▶ **Record extracts**:
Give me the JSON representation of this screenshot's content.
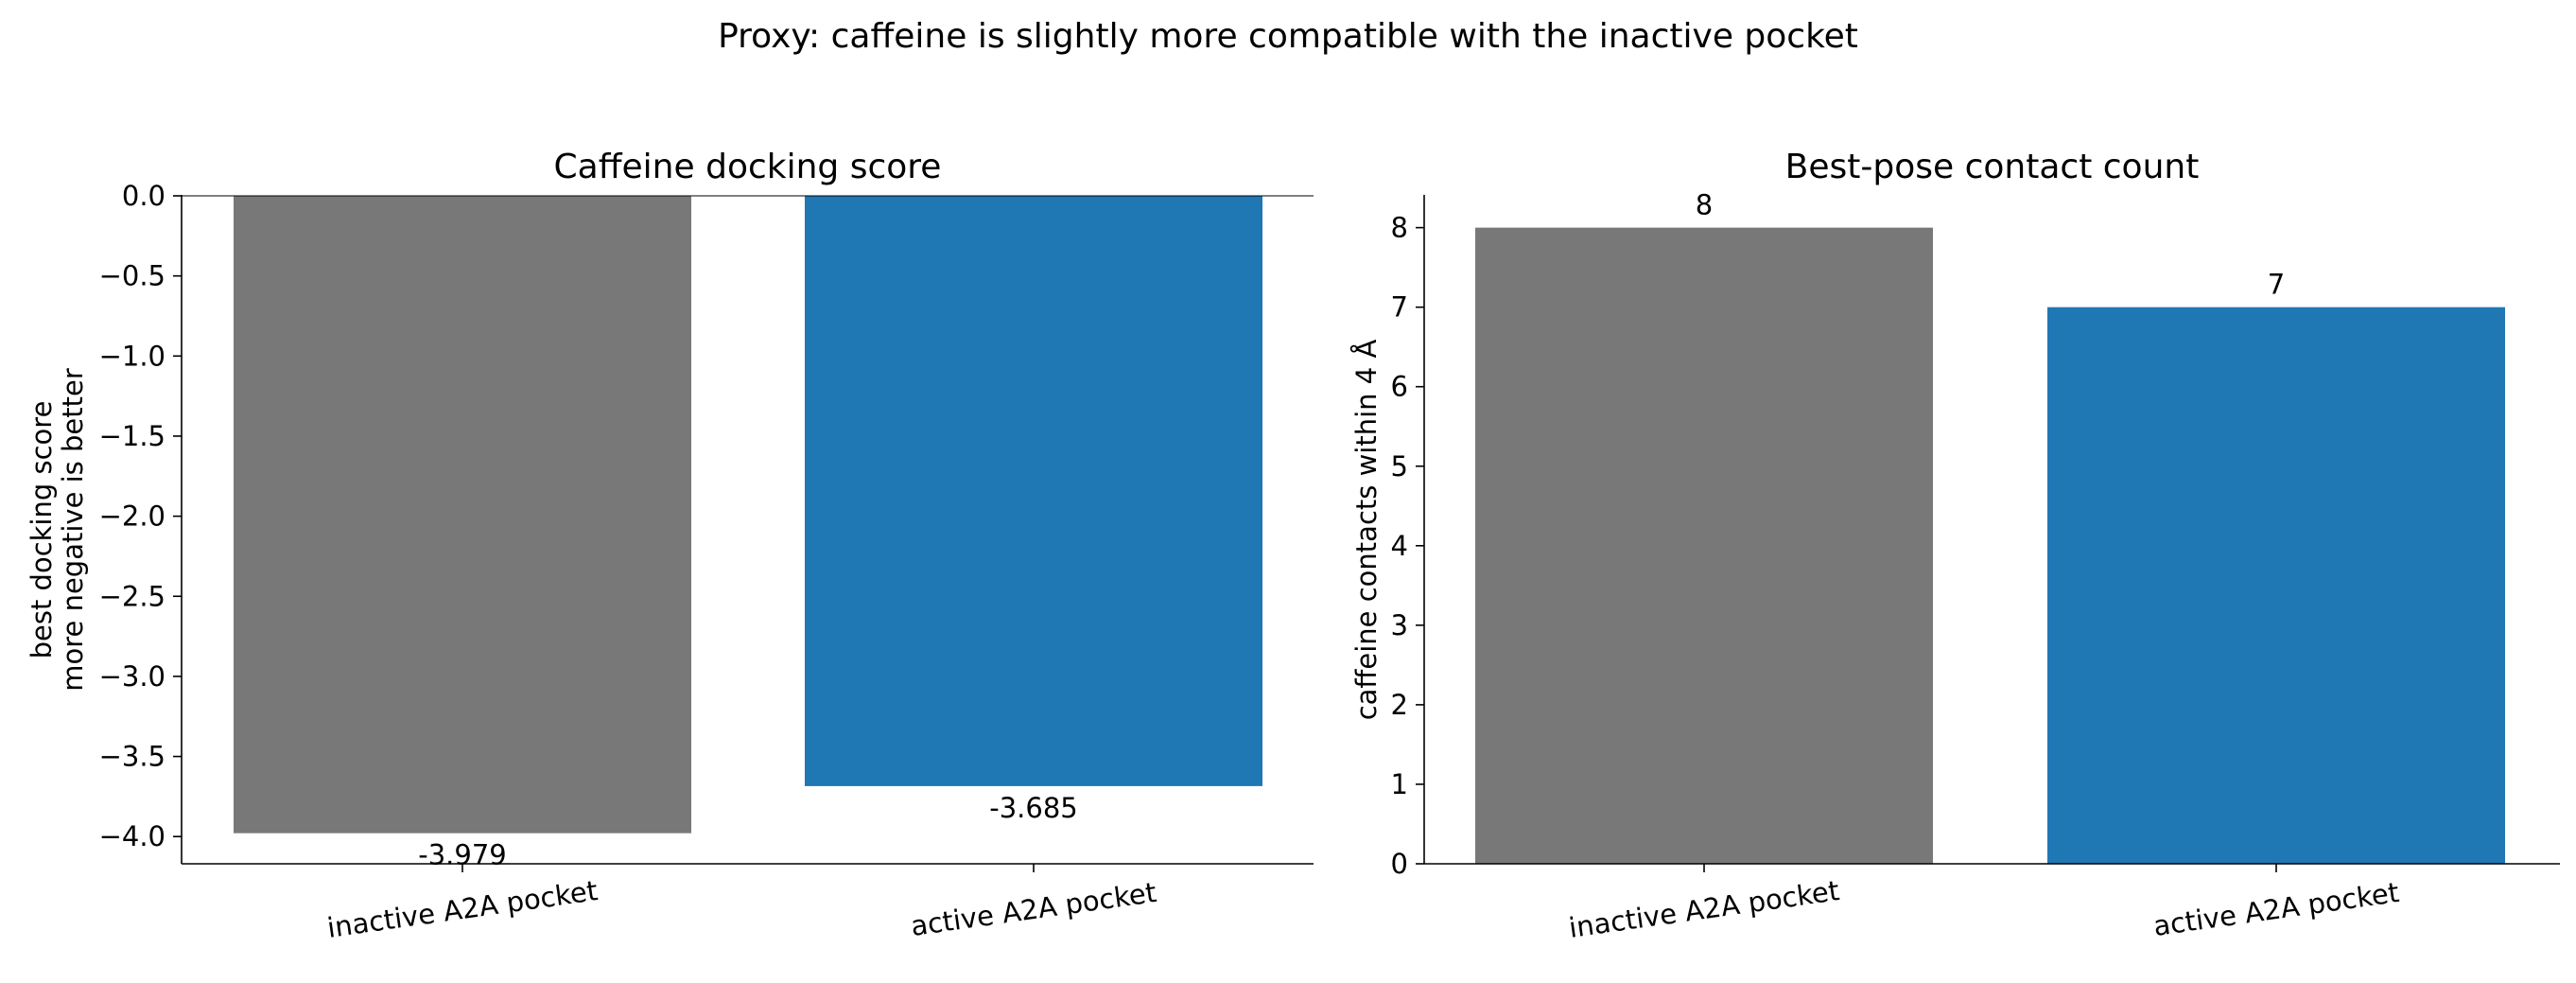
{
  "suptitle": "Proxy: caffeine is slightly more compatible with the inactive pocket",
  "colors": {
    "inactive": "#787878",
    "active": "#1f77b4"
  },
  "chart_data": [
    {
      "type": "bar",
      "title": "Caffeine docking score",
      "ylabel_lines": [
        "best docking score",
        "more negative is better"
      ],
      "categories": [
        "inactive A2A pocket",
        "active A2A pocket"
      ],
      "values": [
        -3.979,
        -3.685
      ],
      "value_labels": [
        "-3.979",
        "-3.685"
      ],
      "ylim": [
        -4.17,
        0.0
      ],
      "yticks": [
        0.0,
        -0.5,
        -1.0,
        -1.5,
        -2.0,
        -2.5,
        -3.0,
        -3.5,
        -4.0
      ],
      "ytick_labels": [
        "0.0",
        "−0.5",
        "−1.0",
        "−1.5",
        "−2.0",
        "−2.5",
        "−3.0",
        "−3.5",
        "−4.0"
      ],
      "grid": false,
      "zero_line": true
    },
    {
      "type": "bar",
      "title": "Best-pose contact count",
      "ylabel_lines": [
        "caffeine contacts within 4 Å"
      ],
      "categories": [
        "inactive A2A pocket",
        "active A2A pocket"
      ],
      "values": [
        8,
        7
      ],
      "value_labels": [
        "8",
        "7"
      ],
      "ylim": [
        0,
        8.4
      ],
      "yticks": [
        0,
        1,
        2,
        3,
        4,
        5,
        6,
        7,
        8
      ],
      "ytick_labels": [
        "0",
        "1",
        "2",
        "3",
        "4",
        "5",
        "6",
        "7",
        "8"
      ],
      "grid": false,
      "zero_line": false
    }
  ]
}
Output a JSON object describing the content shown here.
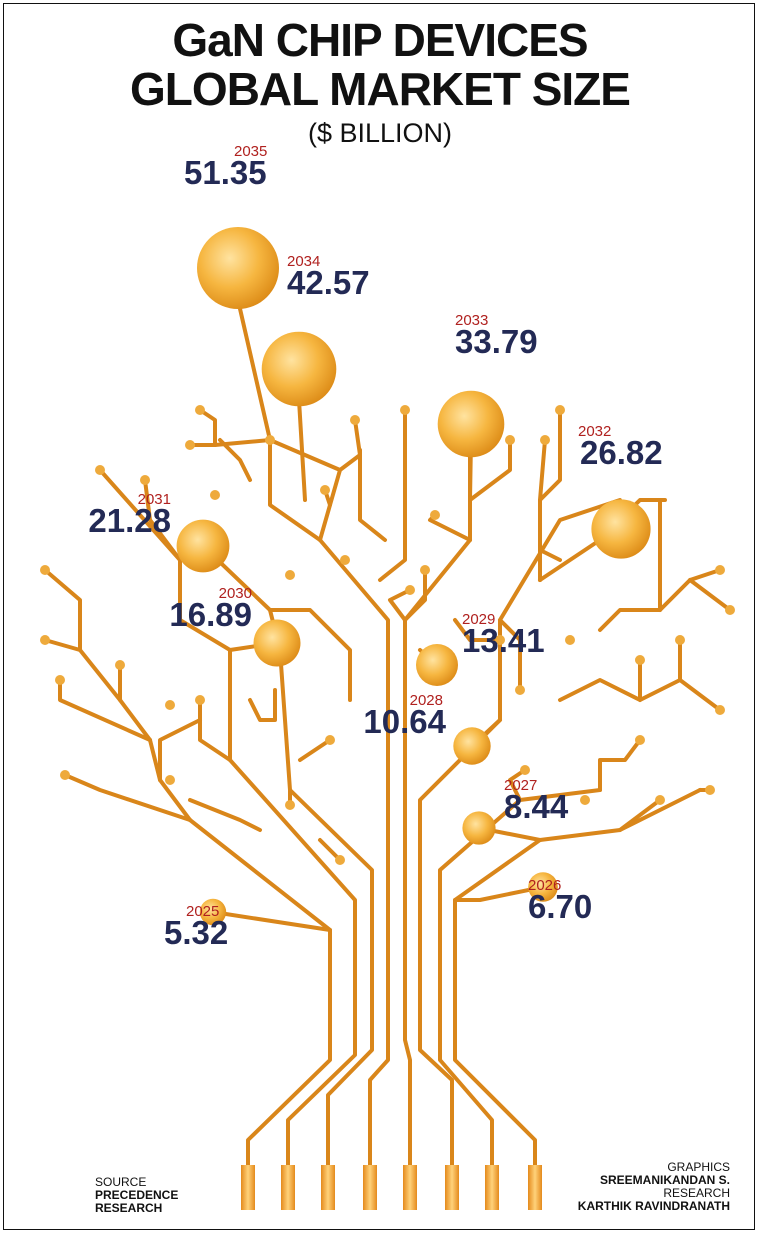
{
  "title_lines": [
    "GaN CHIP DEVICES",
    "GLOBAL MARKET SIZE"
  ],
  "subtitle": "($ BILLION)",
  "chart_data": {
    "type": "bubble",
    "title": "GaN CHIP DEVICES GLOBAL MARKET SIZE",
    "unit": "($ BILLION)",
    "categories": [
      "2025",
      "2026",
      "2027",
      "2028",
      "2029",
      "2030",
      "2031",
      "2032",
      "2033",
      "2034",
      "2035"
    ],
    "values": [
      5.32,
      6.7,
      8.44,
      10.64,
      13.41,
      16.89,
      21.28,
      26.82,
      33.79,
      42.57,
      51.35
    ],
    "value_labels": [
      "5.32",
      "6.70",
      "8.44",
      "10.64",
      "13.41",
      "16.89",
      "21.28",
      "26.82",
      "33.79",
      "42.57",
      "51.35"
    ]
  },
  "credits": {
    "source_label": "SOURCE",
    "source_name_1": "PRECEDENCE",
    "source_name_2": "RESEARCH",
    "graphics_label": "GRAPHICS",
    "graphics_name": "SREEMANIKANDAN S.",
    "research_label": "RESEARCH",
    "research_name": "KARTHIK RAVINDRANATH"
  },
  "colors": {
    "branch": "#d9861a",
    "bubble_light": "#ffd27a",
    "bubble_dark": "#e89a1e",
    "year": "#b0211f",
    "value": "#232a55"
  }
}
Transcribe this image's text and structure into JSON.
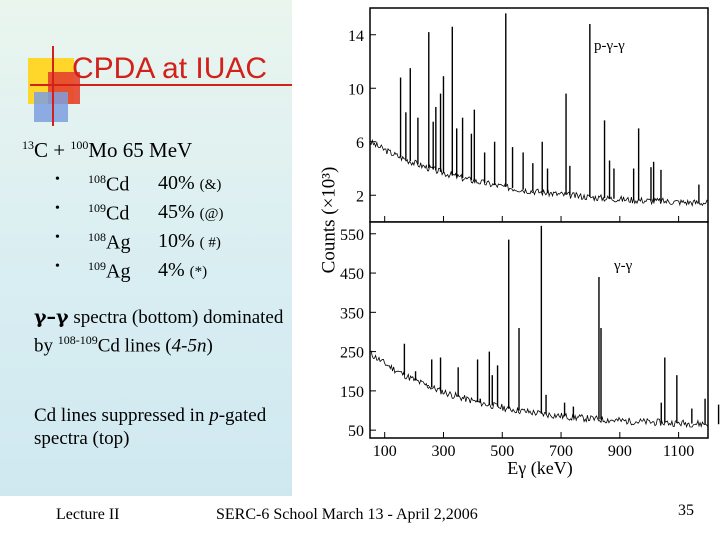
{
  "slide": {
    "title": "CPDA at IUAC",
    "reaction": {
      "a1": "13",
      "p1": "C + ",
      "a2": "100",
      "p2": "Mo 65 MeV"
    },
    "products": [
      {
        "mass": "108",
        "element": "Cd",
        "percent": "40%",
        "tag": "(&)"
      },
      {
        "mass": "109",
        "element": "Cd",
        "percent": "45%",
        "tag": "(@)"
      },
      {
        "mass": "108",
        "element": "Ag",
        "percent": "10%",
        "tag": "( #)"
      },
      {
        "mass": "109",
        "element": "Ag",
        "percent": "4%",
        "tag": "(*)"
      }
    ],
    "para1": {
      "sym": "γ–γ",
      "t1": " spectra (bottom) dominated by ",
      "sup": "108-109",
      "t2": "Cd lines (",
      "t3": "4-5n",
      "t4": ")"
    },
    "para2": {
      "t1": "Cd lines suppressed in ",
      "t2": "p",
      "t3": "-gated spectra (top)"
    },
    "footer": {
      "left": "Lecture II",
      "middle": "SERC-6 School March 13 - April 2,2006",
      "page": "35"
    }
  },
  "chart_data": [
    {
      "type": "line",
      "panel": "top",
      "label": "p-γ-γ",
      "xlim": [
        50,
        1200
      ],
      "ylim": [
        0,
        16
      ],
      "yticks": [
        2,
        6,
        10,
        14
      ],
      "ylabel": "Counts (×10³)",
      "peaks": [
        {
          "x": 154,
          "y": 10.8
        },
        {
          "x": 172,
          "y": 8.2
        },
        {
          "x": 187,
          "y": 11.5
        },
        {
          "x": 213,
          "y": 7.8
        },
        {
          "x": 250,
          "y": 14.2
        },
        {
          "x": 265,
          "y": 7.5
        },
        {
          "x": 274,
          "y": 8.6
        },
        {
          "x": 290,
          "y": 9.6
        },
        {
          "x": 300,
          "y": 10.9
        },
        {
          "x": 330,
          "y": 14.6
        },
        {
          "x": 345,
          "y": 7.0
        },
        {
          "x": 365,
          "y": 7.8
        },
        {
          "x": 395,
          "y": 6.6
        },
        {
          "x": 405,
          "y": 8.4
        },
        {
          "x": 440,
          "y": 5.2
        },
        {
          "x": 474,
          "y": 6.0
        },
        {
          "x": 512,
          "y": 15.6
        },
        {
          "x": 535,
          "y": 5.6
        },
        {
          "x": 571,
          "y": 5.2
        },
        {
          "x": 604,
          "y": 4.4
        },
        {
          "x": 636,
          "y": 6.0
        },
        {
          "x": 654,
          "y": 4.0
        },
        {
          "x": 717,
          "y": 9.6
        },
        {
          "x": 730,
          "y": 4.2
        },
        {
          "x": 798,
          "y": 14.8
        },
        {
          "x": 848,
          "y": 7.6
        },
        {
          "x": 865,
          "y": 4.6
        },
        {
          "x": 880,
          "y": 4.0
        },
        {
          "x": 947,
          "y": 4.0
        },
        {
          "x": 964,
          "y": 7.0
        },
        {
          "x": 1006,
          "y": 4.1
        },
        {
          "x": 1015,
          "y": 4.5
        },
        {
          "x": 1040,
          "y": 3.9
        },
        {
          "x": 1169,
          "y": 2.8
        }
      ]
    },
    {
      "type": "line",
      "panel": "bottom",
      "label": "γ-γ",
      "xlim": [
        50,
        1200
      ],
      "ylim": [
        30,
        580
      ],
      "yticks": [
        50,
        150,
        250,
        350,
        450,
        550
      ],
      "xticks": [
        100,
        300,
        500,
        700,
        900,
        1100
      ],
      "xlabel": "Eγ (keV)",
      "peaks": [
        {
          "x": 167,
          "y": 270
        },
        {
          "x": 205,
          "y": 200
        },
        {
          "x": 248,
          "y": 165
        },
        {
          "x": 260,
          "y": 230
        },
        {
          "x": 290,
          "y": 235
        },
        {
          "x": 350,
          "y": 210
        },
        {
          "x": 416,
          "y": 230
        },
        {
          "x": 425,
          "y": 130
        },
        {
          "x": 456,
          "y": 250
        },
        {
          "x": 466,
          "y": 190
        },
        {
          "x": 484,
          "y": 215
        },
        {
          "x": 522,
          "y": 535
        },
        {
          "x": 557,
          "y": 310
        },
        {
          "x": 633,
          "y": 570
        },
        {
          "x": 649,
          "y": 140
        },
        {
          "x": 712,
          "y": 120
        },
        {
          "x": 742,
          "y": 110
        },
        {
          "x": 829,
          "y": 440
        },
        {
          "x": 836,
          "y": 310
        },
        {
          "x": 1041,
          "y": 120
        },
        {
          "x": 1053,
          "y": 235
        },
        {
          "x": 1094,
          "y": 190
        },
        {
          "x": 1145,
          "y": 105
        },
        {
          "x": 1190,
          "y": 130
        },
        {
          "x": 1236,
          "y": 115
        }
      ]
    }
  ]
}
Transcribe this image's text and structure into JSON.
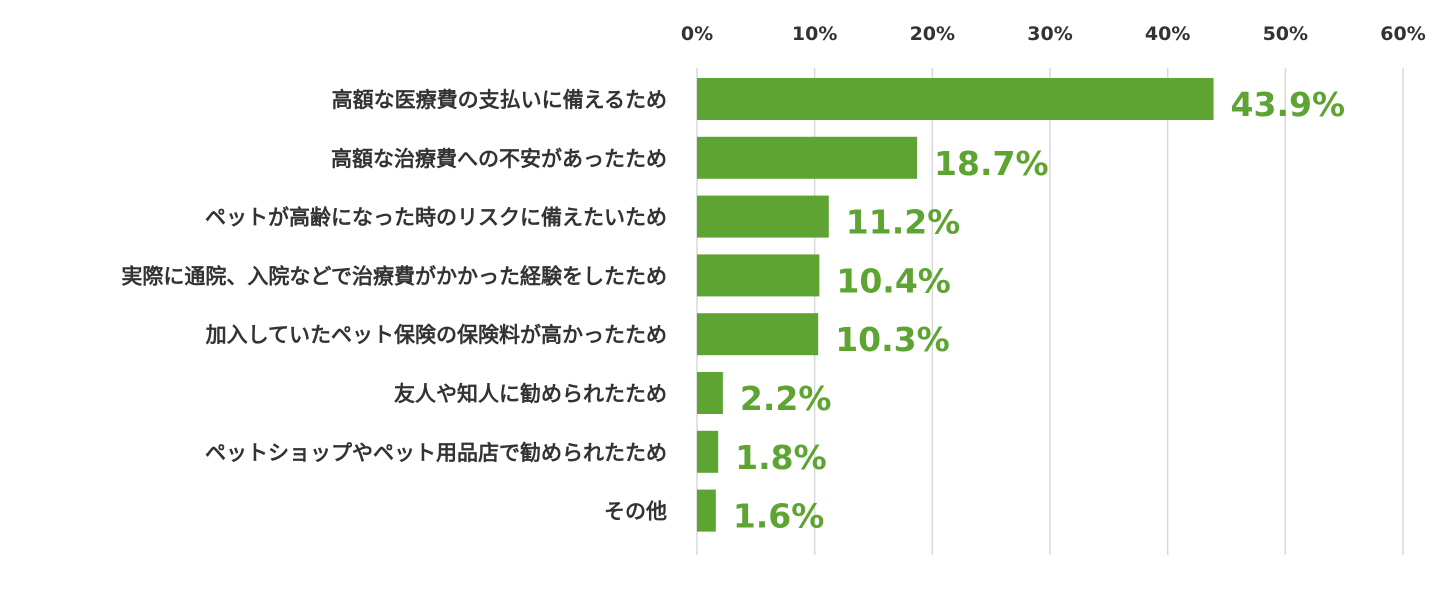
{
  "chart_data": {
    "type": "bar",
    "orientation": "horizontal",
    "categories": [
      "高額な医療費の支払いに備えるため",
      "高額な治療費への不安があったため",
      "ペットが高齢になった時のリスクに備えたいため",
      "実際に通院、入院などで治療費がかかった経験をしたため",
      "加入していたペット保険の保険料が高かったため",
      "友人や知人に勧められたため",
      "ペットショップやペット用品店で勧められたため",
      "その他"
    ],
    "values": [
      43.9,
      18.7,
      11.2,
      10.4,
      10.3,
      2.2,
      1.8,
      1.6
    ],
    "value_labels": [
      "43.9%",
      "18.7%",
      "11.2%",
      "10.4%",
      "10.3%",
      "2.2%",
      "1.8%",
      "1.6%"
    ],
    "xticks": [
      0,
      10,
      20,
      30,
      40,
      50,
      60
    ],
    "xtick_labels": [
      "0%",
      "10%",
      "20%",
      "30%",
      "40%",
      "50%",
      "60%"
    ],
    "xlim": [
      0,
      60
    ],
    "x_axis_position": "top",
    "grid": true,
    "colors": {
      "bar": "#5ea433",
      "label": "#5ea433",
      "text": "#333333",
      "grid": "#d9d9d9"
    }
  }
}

▶ **Description of the task**: Return each line of the data that contains the string "GLOBAL".

▶ **Answer for the task**:
    "GLOBAL MARKET SIZE"
    "title": "GaN CHIP DEVICES GLOBAL MARKET SIZE",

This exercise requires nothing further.